──────── PROVIDED RECORDS ────────

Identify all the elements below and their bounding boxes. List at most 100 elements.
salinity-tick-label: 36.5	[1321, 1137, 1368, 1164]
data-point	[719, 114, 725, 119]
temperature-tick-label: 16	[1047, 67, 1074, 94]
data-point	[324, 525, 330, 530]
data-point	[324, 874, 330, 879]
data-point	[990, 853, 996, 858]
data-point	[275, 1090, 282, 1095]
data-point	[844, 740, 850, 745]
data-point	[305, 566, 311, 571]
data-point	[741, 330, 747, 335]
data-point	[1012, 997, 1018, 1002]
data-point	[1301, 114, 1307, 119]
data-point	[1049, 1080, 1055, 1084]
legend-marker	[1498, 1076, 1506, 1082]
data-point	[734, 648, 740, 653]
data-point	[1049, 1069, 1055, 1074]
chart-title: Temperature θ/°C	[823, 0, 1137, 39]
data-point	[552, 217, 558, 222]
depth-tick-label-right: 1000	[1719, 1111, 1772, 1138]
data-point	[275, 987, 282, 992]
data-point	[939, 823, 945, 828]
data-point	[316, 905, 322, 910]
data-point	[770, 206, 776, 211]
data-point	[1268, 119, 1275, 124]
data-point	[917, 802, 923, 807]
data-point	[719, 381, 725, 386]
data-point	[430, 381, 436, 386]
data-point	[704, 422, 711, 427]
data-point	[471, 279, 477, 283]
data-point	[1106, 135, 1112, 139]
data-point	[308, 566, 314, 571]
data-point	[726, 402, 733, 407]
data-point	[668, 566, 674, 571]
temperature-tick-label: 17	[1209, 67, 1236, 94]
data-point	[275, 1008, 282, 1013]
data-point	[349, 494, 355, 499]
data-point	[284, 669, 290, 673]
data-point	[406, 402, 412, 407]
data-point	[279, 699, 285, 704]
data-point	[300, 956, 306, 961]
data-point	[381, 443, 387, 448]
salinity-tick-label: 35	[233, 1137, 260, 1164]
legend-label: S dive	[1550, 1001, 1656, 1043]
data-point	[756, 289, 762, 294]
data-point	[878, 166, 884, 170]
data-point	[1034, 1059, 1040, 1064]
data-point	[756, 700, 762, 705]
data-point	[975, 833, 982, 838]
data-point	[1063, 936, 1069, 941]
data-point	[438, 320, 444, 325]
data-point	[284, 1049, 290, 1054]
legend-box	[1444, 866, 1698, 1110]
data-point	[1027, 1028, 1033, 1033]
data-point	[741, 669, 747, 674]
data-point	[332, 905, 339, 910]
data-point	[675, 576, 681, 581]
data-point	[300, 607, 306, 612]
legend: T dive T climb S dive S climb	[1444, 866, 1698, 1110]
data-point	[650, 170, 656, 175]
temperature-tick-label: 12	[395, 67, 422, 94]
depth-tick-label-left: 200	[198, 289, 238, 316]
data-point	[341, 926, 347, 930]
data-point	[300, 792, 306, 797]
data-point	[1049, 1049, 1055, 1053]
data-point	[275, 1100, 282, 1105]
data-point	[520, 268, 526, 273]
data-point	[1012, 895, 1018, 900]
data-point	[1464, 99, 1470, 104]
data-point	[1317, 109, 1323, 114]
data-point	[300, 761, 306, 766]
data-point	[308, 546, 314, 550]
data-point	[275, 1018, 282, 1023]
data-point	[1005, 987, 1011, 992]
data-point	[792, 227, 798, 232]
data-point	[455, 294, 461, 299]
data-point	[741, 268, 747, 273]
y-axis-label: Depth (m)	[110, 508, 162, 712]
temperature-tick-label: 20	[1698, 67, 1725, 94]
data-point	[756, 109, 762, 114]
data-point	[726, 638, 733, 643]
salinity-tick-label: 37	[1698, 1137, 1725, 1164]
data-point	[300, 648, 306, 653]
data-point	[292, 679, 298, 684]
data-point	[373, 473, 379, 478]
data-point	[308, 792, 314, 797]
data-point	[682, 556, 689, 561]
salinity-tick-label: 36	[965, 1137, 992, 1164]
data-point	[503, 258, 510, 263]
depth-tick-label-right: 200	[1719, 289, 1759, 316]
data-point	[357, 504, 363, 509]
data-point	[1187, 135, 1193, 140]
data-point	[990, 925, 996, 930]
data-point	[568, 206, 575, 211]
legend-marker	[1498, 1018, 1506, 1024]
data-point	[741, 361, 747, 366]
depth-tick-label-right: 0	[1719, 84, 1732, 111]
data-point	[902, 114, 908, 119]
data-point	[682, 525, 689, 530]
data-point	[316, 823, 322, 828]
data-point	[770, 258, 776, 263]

────────

**TASK STATEMENT**
Print the records word for word from their first line through the line containing "1080, 1055, 1084]", including that line.

**FINAL RESULT**
Identify all the elements below and their bounding boxes. List at most 100 elements.
salinity-tick-label: 36.5	[1321, 1137, 1368, 1164]
data-point	[719, 114, 725, 119]
temperature-tick-label: 16	[1047, 67, 1074, 94]
data-point	[324, 525, 330, 530]
data-point	[324, 874, 330, 879]
data-point	[990, 853, 996, 858]
data-point	[275, 1090, 282, 1095]
data-point	[844, 740, 850, 745]
data-point	[305, 566, 311, 571]
data-point	[741, 330, 747, 335]
data-point	[1012, 997, 1018, 1002]
data-point	[1301, 114, 1307, 119]
data-point	[1049, 1080, 1055, 1084]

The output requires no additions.